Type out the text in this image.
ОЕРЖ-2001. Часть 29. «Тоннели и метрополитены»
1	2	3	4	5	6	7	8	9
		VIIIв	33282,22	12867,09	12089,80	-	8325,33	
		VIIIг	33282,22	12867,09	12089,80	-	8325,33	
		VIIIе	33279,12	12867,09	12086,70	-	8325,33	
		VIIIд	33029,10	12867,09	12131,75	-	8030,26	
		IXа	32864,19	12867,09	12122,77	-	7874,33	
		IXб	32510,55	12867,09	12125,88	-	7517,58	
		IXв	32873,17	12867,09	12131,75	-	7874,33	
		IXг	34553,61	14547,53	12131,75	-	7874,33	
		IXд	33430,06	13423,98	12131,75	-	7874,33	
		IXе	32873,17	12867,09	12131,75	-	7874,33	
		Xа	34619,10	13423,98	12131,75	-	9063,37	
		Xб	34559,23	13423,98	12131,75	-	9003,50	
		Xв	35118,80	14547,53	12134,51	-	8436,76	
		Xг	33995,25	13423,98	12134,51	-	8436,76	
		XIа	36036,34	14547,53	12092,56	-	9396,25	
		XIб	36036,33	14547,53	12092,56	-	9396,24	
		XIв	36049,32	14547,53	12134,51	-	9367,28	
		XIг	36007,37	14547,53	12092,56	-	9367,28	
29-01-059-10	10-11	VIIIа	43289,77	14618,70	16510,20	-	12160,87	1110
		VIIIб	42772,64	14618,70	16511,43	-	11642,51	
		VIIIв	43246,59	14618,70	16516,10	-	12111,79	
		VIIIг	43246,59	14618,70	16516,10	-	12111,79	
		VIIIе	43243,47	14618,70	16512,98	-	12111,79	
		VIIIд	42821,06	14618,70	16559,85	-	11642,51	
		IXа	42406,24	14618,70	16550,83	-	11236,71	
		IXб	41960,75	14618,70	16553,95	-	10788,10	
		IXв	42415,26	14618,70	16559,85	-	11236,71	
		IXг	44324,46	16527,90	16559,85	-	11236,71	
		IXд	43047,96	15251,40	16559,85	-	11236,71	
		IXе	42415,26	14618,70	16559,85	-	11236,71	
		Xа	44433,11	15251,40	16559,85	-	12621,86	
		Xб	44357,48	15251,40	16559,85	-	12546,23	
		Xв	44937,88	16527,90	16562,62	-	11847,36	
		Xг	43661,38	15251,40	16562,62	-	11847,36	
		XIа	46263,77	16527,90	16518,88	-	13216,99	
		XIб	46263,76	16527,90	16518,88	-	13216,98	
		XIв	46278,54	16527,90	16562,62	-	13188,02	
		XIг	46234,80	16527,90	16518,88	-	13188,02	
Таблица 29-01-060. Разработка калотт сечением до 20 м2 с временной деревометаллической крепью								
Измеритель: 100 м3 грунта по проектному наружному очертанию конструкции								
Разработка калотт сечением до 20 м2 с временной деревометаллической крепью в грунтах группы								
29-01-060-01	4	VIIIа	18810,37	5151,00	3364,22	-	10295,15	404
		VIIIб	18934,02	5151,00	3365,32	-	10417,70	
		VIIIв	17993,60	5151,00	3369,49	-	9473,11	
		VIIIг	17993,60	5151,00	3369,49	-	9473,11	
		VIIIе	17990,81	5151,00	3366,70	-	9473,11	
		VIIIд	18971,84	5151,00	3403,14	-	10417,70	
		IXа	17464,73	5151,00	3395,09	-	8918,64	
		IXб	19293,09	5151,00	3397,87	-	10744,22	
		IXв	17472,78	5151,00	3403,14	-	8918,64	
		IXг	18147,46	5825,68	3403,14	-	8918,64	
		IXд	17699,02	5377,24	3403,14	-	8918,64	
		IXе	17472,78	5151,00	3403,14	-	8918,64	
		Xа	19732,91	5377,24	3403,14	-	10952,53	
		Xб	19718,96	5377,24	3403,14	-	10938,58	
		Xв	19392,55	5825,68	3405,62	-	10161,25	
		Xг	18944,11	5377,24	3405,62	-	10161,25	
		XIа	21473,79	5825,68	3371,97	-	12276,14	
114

****

* EXERCISE *
Write out each line of the data above again, exactly as given.

* THE COMPLETED TASK *
Type out the text in this image.
ОЕРЖ-2001. Часть 29. «Тоннели и метрополитены»
1	2	3	4	5	6	7	8	9
		VIIIв	33282,22	12867,09	12089,80	-	8325,33	
		VIIIг	33282,22	12867,09	12089,80	-	8325,33	
		VIIIе	33279,12	12867,09	12086,70	-	8325,33	
		VIIIд	33029,10	12867,09	12131,75	-	8030,26	
		IXа	32864,19	12867,09	12122,77	-	7874,33	
		IXб	32510,55	12867,09	12125,88	-	7517,58	
		IXв	32873,17	12867,09	12131,75	-	7874,33	
		IXг	34553,61	14547,53	12131,75	-	7874,33	
		IXд	33430,06	13423,98	12131,75	-	7874,33	
		IXе	32873,17	12867,09	12131,75	-	7874,33	
		Xа	34619,10	13423,98	12131,75	-	9063,37	
		Xб	34559,23	13423,98	12131,75	-	9003,50	
		Xв	35118,80	14547,53	12134,51	-	8436,76	
		Xг	33995,25	13423,98	12134,51	-	8436,76	
		XIа	36036,34	14547,53	12092,56	-	9396,25	
		XIб	36036,33	14547,53	12092,56	-	9396,24	
		XIв	36049,32	14547,53	12134,51	-	9367,28	
		XIг	36007,37	14547,53	12092,56	-	9367,28	
29-01-059-10	10-11	VIIIа	43289,77	14618,70	16510,20	-	12160,87	1110
		VIIIб	42772,64	14618,70	16511,43	-	11642,51	
		VIIIв	43246,59	14618,70	16516,10	-	12111,79	
		VIIIг	43246,59	14618,70	16516,10	-	12111,79	
		VIIIе	43243,47	14618,70	16512,98	-	12111,79	
		VIIIд	42821,06	14618,70	16559,85	-	11642,51	
		IXа	42406,24	14618,70	16550,83	-	11236,71	
		IXб	41960,75	14618,70	16553,95	-	10788,10	
		IXв	42415,26	14618,70	16559,85	-	11236,71	
		IXг	44324,46	16527,90	16559,85	-	11236,71	
		IXд	43047,96	15251,40	16559,85	-	11236,71	
		IXе	42415,26	14618,70	16559,85	-	11236,71	
		Xа	44433,11	15251,40	16559,85	-	12621,86	
		Xб	44357,48	15251,40	16559,85	-	12546,23	
		Xв	44937,88	16527,90	16562,62	-	11847,36	
		Xг	43661,38	15251,40	16562,62	-	11847,36	
		XIа	46263,77	16527,90	16518,88	-	13216,99	
		XIб	46263,76	16527,90	16518,88	-	13216,98	
		XIв	46278,54	16527,90	16562,62	-	13188,02	
		XIг	46234,80	16527,90	16518,88	-	13188,02	
Таблица 29-01-060. Разработка калотт сечением до 20 м2 с временной деревометаллической крепью								
Измеритель: 100 м3 грунта по проектному наружному очертанию конструкции								
Разработка калотт сечением до 20 м2 с временной деревометаллической крепью в грунтах группы								
29-01-060-01	4	VIIIа	18810,37	5151,00	3364,22	-	10295,15	404
		VIIIб	18934,02	5151,00	3365,32	-	10417,70	
		VIIIв	17993,60	5151,00	3369,49	-	9473,11	
		VIIIг	17993,60	5151,00	3369,49	-	9473,11	
		VIIIе	17990,81	5151,00	3366,70	-	9473,11	
		VIIIд	18971,84	5151,00	3403,14	-	10417,70	
		IXа	17464,73	5151,00	3395,09	-	8918,64	
		IXб	19293,09	5151,00	3397,87	-	10744,22	
		IXв	17472,78	5151,00	3403,14	-	8918,64	
		IXг	18147,46	5825,68	3403,14	-	8918,64	
		IXд	17699,02	5377,24	3403,14	-	8918,64	
		IXе	17472,78	5151,00	3403,14	-	8918,64	
		Xа	19732,91	5377,24	3403,14	-	10952,53	
		Xб	19718,96	5377,24	3403,14	-	10938,58	
		Xв	19392,55	5825,68	3405,62	-	10161,25	
		Xг	18944,11	5377,24	3405,62	-	10161,25	
		XIа	21473,79	5825,68	3371,97	-	12276,14	
114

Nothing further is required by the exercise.